Required task: Copy every line of the records below that holds the word "igitur".

── Raw records ──

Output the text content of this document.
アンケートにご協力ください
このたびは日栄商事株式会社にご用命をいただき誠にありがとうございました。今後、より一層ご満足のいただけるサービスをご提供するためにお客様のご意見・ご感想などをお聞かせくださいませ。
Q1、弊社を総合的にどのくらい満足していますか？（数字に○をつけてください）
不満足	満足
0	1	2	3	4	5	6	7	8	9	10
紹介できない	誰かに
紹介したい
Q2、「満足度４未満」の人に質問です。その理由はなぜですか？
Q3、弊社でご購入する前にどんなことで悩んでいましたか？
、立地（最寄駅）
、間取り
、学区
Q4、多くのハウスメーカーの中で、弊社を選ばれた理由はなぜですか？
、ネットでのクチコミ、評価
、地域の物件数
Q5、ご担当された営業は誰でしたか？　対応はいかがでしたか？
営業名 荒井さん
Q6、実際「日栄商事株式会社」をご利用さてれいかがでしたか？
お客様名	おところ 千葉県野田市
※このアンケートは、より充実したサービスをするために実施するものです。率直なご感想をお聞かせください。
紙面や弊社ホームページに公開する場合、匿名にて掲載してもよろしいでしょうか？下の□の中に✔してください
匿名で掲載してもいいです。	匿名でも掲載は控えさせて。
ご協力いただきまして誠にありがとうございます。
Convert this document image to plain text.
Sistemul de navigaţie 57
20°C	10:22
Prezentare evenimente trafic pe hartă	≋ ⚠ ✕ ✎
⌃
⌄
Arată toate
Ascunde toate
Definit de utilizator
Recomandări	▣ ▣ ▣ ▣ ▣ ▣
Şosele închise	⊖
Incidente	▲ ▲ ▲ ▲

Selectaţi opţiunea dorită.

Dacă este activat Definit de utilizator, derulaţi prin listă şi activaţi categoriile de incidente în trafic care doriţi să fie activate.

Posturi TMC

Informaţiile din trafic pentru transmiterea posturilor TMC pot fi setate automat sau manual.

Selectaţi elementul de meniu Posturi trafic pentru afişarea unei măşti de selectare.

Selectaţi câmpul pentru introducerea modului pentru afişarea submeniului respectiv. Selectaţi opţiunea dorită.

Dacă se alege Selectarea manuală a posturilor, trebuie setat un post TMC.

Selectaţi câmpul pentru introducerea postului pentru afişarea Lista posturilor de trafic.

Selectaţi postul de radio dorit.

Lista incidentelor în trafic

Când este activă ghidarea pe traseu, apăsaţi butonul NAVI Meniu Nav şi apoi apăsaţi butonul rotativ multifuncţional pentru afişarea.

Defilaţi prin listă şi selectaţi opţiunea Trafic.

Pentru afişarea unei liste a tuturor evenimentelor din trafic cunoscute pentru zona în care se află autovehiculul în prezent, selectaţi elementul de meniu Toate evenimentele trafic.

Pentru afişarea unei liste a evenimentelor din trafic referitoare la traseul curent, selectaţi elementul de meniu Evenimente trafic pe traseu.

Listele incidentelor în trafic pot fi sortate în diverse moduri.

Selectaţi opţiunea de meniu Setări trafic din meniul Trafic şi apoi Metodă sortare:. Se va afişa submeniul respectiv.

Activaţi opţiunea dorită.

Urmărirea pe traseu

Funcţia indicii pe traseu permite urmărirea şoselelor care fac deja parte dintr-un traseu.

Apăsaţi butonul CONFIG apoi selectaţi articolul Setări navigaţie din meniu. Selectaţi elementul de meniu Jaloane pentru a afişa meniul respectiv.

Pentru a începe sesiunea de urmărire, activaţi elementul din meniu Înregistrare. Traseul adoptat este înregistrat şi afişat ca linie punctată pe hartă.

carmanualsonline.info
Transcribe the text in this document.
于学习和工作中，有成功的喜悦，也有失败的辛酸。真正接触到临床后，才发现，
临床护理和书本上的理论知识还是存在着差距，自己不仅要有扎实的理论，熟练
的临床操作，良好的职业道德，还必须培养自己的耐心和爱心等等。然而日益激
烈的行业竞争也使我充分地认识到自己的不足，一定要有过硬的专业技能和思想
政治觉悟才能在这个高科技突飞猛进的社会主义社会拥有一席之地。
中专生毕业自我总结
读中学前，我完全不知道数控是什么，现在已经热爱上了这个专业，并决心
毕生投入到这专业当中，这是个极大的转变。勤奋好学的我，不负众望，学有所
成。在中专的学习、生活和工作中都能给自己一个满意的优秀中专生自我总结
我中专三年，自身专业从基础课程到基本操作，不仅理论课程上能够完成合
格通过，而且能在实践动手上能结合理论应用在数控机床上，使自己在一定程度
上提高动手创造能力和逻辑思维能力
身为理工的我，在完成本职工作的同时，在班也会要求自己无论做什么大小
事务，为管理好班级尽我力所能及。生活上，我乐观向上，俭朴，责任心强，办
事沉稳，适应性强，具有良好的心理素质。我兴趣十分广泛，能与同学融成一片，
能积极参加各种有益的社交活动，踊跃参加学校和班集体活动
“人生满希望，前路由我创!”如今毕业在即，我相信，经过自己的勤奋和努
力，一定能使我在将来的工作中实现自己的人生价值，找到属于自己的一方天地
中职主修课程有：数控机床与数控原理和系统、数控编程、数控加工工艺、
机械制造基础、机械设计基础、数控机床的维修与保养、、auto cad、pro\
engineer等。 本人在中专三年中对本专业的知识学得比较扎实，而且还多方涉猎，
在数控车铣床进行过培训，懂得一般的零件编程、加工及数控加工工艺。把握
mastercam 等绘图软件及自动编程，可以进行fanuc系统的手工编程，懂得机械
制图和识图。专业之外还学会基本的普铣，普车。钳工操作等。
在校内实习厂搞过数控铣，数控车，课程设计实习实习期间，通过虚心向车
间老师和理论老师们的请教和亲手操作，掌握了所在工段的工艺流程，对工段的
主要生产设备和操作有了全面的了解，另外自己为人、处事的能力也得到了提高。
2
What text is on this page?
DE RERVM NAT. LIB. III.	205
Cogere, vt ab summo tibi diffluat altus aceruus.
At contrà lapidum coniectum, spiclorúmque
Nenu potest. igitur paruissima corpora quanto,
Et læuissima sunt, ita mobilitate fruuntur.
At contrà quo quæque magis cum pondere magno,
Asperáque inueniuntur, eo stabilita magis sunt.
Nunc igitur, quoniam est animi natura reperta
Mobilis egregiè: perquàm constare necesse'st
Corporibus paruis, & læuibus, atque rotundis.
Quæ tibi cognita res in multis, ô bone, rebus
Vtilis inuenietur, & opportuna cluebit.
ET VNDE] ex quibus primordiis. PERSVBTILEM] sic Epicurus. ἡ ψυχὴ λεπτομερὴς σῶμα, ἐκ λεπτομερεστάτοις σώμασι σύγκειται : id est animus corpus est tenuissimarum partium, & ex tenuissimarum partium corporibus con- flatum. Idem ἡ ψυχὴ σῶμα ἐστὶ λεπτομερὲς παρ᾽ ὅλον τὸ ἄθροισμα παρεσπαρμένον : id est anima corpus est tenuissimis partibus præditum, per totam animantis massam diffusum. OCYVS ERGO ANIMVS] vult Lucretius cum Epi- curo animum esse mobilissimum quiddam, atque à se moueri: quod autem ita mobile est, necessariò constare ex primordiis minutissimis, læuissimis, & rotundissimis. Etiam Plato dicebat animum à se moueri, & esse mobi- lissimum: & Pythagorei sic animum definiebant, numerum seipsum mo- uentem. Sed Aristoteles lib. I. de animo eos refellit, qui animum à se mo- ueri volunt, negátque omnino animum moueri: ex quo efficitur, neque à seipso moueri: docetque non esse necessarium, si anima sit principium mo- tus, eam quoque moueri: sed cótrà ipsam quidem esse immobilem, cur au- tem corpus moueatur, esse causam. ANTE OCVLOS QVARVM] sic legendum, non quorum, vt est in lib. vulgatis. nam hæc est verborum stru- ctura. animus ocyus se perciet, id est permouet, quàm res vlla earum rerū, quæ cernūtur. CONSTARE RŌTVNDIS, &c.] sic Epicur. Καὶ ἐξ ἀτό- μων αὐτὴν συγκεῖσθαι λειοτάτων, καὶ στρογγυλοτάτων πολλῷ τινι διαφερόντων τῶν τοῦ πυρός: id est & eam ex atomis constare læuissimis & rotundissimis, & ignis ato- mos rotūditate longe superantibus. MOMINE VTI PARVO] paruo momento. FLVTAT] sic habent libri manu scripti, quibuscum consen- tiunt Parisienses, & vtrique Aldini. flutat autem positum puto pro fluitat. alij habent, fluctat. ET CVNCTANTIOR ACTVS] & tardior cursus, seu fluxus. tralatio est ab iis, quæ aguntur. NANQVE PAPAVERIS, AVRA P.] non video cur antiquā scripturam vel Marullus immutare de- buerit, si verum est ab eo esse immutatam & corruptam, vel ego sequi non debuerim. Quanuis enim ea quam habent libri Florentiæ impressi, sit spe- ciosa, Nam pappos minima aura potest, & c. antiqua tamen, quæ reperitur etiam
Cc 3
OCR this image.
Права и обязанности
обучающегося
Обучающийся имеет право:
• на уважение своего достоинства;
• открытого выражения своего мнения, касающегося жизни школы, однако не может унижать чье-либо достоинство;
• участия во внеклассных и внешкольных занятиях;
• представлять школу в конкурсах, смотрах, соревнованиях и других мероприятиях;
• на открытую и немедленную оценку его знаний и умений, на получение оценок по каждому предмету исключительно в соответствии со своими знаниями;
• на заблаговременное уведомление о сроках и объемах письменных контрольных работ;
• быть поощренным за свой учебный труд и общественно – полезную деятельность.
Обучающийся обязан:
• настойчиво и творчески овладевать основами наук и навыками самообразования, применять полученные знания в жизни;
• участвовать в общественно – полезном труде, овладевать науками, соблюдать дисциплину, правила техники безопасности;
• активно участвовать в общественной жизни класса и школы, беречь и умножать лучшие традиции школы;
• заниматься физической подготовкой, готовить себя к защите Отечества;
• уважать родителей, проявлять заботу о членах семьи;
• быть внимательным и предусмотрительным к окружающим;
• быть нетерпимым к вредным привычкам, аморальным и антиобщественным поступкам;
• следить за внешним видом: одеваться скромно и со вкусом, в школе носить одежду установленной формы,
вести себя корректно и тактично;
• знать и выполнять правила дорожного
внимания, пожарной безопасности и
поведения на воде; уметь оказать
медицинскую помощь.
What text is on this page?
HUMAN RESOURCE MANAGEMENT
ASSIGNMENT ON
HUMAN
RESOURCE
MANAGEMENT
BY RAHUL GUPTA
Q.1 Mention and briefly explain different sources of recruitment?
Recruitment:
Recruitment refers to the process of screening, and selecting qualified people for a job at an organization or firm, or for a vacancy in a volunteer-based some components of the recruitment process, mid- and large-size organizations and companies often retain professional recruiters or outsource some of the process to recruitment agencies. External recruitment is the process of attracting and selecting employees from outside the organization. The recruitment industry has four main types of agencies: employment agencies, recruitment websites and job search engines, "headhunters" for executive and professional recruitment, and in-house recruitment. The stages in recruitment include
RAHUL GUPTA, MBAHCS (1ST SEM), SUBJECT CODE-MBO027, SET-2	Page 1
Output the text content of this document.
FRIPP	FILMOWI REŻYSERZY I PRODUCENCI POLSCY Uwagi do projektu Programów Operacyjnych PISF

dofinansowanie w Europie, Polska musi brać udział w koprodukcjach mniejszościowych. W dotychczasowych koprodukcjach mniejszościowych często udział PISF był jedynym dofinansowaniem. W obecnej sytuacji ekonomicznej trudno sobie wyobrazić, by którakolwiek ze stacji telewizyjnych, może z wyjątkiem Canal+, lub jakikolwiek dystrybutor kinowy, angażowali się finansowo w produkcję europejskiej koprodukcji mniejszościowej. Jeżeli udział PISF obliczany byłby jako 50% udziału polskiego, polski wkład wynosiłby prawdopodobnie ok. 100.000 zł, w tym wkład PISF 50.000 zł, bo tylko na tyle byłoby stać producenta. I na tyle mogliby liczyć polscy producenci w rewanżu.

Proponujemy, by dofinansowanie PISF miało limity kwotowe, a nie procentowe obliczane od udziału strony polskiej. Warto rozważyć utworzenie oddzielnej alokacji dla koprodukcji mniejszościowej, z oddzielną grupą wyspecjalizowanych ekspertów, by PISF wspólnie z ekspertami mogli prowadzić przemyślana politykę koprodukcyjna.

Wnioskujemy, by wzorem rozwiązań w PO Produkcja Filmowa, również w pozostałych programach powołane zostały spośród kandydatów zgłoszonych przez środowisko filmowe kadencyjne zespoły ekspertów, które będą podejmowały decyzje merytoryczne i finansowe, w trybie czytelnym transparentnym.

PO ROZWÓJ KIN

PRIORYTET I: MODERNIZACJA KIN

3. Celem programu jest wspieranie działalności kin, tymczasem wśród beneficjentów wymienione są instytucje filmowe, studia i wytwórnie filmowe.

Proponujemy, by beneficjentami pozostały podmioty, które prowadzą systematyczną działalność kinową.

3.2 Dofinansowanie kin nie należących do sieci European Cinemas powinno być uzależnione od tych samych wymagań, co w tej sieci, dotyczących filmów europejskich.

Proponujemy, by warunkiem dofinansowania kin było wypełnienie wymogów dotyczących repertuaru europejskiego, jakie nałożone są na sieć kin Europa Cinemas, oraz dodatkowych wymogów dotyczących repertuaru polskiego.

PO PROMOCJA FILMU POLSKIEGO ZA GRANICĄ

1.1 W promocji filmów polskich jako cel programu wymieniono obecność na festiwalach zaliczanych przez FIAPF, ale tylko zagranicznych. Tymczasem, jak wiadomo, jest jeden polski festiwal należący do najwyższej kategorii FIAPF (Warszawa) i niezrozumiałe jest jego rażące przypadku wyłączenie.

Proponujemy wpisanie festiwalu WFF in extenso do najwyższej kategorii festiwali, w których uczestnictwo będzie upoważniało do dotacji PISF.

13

───

Exercise solution:
Nenu potest. igitur paruissima corpora quanto,
Nunc igitur, quoniam est animi natura reperta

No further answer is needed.